# DATA SUPPLIED start

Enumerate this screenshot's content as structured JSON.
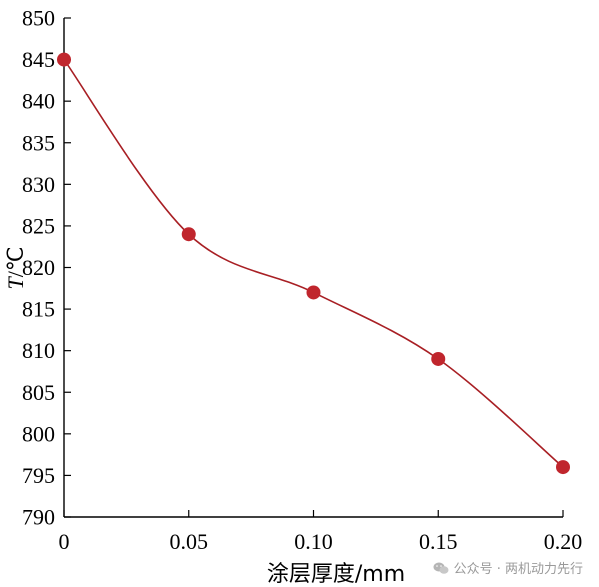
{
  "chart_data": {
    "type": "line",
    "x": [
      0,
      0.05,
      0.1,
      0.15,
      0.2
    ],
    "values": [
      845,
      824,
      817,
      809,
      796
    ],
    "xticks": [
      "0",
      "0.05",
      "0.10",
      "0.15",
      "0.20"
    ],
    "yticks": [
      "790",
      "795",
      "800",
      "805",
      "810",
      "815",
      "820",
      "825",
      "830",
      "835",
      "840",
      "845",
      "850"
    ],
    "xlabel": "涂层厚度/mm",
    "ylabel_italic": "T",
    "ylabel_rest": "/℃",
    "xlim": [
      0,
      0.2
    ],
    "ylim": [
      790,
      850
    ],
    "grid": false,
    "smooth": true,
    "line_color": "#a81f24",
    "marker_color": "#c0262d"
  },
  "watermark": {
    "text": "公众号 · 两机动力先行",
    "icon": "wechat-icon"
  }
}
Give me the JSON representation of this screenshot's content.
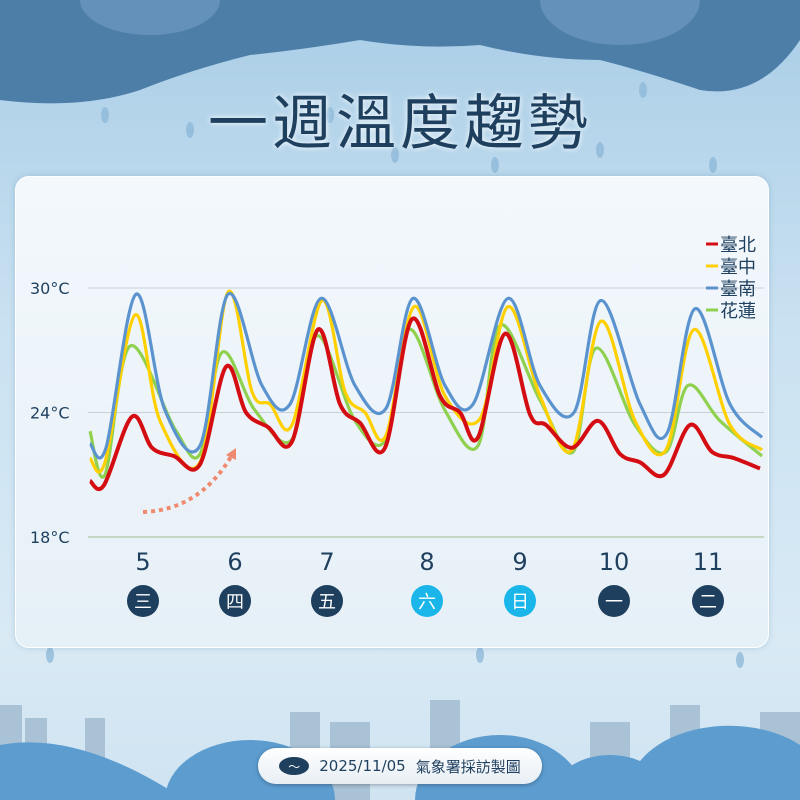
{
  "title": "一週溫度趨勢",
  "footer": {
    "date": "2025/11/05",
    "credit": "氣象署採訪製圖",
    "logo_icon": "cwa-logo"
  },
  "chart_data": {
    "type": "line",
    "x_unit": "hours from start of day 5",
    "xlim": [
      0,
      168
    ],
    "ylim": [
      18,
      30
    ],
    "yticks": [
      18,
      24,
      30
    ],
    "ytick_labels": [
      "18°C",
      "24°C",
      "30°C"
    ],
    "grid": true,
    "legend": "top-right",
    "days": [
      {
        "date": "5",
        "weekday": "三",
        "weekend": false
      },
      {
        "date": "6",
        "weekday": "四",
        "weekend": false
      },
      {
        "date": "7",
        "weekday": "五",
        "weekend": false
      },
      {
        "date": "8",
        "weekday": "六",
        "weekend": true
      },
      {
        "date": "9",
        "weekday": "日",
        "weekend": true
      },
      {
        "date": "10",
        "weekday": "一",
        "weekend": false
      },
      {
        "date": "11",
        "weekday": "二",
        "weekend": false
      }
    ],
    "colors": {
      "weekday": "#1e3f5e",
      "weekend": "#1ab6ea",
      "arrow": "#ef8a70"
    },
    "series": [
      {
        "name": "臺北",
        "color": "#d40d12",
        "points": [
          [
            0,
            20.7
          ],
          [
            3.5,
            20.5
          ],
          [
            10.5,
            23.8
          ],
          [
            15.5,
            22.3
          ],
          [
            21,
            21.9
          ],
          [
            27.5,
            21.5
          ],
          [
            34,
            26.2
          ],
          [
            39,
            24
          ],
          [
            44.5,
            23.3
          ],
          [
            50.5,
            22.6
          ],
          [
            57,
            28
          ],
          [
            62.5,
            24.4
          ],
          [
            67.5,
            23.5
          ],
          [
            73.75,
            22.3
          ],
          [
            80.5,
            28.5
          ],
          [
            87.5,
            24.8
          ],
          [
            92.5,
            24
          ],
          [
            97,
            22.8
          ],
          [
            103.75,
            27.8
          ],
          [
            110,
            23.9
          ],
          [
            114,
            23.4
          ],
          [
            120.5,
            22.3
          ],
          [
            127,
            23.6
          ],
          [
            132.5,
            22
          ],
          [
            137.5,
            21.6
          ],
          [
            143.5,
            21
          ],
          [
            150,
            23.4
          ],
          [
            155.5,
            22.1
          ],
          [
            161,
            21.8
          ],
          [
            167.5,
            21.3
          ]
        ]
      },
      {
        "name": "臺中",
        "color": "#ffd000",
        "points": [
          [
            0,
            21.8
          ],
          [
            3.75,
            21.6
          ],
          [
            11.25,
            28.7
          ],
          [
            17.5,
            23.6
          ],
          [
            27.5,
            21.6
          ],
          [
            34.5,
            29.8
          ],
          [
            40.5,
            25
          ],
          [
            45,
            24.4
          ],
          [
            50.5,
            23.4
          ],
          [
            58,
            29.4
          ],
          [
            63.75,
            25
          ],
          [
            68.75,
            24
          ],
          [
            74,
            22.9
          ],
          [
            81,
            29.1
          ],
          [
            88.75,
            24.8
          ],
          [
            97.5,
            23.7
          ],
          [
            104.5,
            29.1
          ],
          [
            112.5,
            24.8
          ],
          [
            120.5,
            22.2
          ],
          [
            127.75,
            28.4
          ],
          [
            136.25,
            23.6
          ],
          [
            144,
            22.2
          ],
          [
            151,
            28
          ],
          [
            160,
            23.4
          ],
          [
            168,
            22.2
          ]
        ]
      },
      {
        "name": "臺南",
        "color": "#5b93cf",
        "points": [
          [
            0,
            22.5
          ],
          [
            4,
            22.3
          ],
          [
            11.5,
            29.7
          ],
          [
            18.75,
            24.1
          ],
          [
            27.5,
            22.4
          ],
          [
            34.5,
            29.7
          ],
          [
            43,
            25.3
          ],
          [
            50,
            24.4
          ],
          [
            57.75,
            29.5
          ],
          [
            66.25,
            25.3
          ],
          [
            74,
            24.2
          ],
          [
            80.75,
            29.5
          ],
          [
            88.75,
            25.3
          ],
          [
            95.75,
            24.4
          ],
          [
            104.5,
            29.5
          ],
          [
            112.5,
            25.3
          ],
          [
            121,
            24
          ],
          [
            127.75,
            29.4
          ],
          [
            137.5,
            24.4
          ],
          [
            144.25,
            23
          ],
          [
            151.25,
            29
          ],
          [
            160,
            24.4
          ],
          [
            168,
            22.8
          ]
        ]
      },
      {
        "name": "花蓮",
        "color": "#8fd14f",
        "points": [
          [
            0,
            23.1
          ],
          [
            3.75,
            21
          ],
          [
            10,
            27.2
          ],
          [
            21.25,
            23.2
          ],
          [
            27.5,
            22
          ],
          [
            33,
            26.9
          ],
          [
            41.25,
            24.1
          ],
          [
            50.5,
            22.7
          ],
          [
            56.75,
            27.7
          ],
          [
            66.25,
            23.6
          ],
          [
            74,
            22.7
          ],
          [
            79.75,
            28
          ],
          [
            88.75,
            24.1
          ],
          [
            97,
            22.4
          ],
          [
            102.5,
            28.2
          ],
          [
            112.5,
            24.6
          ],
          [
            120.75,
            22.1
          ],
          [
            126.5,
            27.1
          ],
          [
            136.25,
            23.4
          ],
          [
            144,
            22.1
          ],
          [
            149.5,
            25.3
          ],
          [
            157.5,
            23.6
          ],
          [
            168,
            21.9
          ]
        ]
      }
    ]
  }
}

# DATA SUPPLIED end
# DATA SUPPLIED start

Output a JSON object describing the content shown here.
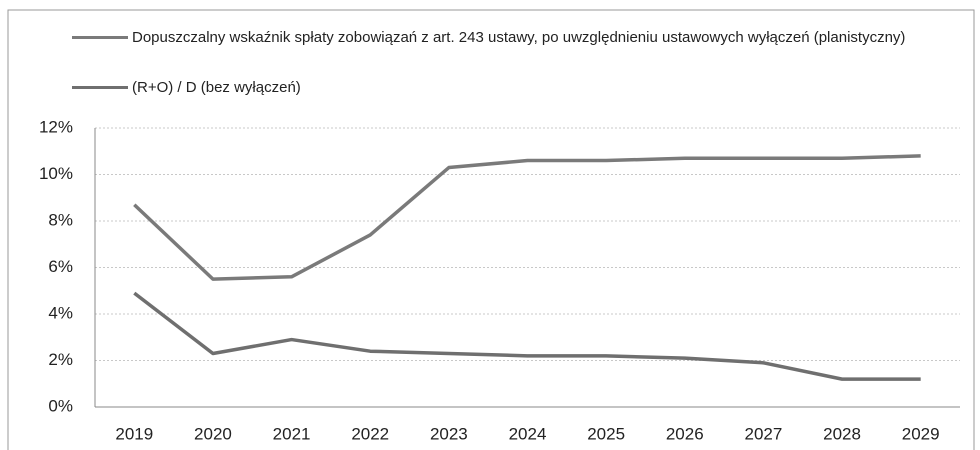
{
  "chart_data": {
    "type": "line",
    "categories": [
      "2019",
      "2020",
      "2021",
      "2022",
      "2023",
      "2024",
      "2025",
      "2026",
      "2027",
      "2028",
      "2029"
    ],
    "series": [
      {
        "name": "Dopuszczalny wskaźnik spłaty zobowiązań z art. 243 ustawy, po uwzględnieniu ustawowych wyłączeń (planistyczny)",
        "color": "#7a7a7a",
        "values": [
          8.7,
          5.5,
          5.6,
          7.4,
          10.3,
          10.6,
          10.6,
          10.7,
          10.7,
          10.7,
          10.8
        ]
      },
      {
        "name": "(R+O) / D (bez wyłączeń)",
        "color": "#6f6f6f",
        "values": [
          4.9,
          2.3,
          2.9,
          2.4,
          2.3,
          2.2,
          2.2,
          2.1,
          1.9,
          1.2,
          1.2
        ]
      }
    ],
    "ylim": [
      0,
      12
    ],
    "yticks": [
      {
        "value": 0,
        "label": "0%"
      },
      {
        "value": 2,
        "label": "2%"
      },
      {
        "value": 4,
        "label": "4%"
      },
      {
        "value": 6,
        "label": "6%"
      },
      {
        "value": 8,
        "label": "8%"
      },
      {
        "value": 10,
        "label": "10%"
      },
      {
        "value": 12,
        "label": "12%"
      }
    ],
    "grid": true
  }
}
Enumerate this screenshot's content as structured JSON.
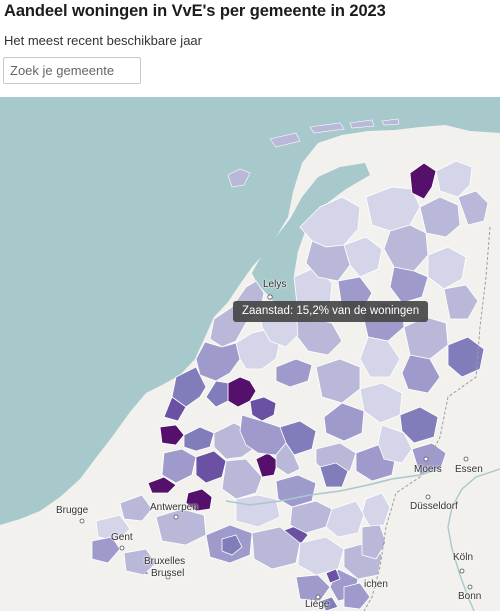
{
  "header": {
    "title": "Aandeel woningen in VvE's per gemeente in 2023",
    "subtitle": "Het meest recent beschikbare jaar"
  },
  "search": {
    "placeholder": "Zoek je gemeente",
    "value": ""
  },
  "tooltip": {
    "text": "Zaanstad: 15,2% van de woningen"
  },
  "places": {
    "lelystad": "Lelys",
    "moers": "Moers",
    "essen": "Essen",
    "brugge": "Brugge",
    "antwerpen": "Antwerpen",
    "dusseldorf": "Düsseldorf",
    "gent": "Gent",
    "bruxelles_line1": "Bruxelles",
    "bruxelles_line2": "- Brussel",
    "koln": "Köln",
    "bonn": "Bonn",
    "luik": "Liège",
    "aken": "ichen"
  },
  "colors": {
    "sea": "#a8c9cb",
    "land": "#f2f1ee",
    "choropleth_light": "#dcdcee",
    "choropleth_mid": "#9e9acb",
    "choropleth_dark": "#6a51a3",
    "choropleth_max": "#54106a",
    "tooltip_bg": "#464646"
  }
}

# DATA SUPPLIED end
# DATA SUPPLIED start

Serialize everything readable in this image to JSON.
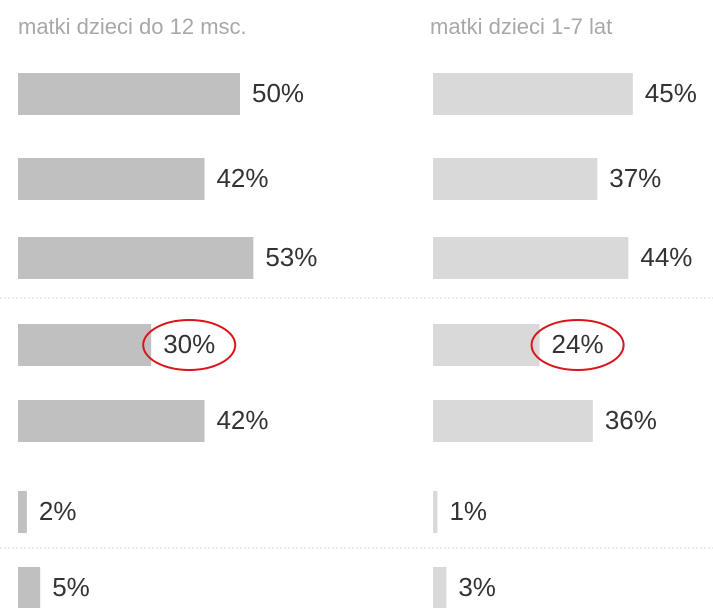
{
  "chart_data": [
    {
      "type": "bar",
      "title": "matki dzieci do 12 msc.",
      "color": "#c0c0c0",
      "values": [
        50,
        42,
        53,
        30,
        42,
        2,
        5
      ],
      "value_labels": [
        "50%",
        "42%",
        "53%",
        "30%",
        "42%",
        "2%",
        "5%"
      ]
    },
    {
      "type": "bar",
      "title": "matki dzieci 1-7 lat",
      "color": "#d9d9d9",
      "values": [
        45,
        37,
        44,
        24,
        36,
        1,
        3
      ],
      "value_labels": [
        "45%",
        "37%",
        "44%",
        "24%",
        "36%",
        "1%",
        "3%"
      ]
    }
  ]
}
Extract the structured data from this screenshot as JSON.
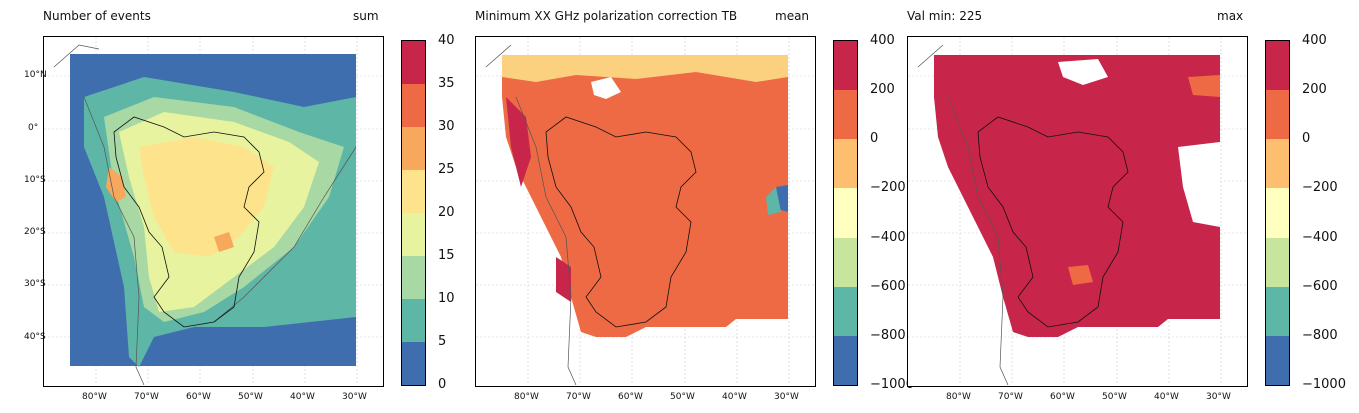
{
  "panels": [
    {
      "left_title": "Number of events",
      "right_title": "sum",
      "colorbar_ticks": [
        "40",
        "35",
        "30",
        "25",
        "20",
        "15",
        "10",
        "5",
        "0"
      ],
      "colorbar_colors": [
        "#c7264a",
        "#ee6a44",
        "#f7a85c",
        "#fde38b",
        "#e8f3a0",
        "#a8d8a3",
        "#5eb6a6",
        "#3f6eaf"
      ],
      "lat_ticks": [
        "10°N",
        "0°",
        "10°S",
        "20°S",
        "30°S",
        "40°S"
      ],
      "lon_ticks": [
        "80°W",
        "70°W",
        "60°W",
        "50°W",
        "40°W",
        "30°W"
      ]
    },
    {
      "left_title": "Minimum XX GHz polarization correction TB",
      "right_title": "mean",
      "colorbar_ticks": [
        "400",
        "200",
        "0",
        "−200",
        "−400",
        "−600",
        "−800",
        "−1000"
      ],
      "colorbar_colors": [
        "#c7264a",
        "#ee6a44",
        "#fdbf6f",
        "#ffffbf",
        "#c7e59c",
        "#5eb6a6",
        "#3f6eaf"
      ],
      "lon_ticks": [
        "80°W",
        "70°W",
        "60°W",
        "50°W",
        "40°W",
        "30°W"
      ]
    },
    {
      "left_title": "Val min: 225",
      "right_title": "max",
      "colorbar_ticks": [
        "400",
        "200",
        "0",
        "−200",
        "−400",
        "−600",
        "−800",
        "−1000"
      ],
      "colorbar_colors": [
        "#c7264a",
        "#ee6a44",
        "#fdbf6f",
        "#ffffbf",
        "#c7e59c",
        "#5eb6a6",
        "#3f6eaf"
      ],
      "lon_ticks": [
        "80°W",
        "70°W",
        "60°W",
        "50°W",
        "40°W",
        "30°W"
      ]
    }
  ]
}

# DATA SUPPLIED end

Give the number of lines in the listing above that hold the string "screenshot", with nothing else.

### ANSWER TO THIS PROBLEM
4